-------- Texto para leitura

Ruy Guerra e Saramago vão ser temas de debates de alunos da rede estadual de ensino que participam do FestLipinho, outro braço do evento. A 3ª Coordenadoria Regional de Educação, instância representativa de um território que atende 137 escolas da rede municipal de ensino público do Rio de Janeiro, estabelece uma feliz parceria com o FestLip 2022, que possibilitará momentos de aprendizagem significativa da inserção da língua portuguesa na arte e na cultura dos povos lusófonos, discutindo e refletindo sobre as suas ancestralidades, poéticas e diferentes formas de (r)existência. Eles promoverão oficinas criativas e trabalhos durante o ano, com o desafio de preparar uma exposição artística para os 15 anos do evento em 2023.
A banda brasileira UFRJazz Ensemble fará um show com a participação especial da cantora Natty, que vem despontando como uma das grandes vozes de Cabo Verde. “Música em Bom Português” promete uma mistura perfeita entre a sonoridade da música brasileira e a influência da música cabo-verdiana. A direção musical será de Júlio Merlino. No repertório, obras autorais da cantora de Cabo Verde e clássicos da nossa Música Popular Brasileira.

----------------

* _Tarefa 1_
Resuma em duas frases o texto sobre o FestLip 2022.
* _Tarefa 2_
Escreva a continuação do texto sobre o FestLip 2022 a partir da última frase apresentada.

-------- Material de origem

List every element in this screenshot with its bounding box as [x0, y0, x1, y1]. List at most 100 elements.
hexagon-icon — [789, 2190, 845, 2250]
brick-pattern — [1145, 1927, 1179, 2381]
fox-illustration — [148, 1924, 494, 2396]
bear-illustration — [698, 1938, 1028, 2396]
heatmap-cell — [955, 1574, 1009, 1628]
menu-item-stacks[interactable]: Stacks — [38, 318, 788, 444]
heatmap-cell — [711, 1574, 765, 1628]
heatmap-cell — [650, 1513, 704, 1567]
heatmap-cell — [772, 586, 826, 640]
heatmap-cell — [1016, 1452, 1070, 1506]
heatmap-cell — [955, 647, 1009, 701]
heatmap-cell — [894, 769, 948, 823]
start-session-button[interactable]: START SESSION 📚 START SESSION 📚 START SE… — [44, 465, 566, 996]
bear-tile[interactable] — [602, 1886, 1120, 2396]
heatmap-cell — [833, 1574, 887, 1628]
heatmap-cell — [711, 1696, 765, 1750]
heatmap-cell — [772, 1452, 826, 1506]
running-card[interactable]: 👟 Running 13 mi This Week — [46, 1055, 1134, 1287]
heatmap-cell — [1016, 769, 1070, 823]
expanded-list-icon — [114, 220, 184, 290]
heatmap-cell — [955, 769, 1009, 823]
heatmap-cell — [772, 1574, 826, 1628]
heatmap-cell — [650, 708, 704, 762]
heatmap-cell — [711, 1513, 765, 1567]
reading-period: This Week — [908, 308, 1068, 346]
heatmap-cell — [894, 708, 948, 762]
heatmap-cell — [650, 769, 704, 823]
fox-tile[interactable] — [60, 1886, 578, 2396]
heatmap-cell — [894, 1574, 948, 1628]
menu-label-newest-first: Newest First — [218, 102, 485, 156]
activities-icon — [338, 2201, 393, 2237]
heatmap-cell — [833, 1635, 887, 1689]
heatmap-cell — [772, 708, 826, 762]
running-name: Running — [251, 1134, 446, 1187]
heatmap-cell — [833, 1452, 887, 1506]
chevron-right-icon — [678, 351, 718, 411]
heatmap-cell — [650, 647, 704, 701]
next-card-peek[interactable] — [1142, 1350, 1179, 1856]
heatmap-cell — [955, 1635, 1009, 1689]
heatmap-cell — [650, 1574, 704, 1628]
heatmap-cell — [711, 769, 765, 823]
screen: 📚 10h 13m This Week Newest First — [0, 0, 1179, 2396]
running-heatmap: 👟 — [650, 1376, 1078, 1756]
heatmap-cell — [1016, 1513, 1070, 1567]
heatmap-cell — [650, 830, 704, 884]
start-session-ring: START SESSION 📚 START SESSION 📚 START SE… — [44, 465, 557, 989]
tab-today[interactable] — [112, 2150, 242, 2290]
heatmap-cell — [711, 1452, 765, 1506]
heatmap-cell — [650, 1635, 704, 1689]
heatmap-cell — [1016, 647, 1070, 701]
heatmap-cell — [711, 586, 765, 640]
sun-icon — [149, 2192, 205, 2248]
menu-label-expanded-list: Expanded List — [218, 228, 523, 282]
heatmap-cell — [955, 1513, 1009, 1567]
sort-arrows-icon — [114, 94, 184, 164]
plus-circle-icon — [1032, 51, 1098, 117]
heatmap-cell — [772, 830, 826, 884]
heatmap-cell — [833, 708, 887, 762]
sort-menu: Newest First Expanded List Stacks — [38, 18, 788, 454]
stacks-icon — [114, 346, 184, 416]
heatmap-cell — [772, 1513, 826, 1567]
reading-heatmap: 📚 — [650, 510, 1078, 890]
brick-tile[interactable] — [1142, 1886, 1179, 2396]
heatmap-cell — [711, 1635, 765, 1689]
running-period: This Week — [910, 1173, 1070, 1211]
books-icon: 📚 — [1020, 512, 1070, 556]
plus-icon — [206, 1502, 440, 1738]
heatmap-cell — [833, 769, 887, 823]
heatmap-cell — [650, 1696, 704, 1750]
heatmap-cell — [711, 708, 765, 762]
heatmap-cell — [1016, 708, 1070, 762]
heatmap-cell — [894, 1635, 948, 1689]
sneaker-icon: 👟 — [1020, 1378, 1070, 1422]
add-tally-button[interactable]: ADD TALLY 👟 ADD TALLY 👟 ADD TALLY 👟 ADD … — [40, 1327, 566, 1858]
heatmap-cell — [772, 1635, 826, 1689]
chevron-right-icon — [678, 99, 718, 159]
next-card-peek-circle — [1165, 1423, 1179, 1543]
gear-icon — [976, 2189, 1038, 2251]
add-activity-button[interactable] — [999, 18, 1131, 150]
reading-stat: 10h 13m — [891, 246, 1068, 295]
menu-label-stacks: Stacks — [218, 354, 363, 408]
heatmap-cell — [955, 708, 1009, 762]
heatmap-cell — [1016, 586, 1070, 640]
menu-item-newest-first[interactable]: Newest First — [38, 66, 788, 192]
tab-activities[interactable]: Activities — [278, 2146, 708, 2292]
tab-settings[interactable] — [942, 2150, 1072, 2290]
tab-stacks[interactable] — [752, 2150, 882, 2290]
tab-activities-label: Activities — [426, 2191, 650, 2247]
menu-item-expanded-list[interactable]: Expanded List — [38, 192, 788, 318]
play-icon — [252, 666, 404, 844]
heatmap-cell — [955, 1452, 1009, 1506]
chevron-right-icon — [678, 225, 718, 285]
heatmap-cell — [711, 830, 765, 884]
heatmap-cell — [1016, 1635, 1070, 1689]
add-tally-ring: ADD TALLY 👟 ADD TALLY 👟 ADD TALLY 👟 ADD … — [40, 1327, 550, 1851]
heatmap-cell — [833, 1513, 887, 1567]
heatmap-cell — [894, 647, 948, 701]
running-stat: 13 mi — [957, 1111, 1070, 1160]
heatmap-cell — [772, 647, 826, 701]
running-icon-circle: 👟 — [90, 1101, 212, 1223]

----------------

* _Resultado da tarefa 1_
Alunos da rede estadual vão debater Ruy Guerra e Saramago no FestLipinho, e a 3ª Coordenadoria Regional de Educação do Rio de Janeiro firmou parceria com o FestLip 2022, com oficinas e trabalhos ao longo do ano para preparar uma exposição artística pelos 15 anos do evento em 2023. A banda UFRJazz Ensemble fará o show "Música em Bom Português" com a cantora cabo-verdiana Natty, sob direção musical de Júlio Merlino, com obras autorais da cantora e clássicos da Música Popular Brasileira.

* _Resultado da tarefa 2_
Grande influenciadora da gastronomia brasileira, a comida portuguesa é mais uma das delícias da programação deste ano. Para isso, o FestLip convidou o premiado restaurante Rancho Português, para criar um cardápio inspirado nos temperos típicos dos países que falam a nossa língua. O menu “Paladar da Língua” (R$ 152,00), do FestLipGourmet se inspira nos 200 Anos de Independência do Brasil e atravessa mares, misturando sabores com que o chef Evangelista Rodrigues Alves vai nos brindar. A entrada é uma Tigelinha de Açorda com Frutos do Mar (pão amolecido no caldo com camarão, lula e polvo, temperado com bastante coentro, azeite e alho). Para o prato principal, Moqueca de Bacalhau típica (lombo de bacalhau ensopado no azeite de dendê, leite de coco, tomate, coentro, cebola e caldo de peixe, com toque de leite de coco e iguarias africanas). Já a sobremesa se chama Baba de Camelo, um irresistível doce português, espécie de mousse de doce de leite.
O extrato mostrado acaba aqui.